>> start DATASET CONTENT

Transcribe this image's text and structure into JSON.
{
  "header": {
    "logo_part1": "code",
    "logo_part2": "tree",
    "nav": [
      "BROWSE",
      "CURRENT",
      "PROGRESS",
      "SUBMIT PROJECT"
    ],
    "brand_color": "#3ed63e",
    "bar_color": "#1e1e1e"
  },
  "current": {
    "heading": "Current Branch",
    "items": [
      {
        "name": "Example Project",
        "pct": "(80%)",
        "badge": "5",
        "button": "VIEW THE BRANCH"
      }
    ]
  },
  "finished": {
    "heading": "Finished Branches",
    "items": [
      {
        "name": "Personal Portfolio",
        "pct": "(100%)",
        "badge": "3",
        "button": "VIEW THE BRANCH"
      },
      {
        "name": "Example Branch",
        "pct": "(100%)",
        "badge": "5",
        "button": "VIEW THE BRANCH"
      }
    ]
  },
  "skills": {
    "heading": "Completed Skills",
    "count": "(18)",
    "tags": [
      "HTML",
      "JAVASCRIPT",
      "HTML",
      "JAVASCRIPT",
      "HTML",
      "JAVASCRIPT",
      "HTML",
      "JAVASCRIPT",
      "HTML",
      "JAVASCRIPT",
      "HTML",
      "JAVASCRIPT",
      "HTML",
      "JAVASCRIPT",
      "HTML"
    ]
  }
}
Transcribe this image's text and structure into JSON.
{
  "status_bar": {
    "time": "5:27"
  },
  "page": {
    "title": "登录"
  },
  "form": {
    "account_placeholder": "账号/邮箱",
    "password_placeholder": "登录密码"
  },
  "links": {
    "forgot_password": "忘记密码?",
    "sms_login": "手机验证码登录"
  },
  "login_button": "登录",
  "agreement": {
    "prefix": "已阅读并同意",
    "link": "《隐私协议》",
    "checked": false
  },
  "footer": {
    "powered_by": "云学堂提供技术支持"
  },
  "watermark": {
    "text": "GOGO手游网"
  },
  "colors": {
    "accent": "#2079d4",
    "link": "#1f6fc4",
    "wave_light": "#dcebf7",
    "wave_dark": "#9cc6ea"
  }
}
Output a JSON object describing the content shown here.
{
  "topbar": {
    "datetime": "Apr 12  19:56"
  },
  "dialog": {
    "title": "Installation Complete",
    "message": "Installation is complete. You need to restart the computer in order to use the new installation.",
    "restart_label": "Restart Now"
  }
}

>> end DATASET CONTENT

INSTRUCTIONS TO FOLLOW: Extract the closing run of lines, starting with the one containing "Output a JSON" and ending at the last, exactly as written.

FULL RESPONSE:
Output a JSON object describing the content shown here.
{
  "topbar": {
    "datetime": "Apr 12  19:56"
  },
  "dialog": {
    "title": "Installation Complete",
    "message": "Installation is complete. You need to restart the computer in order to use the new installation.",
    "restart_label": "Restart Now"
  }
}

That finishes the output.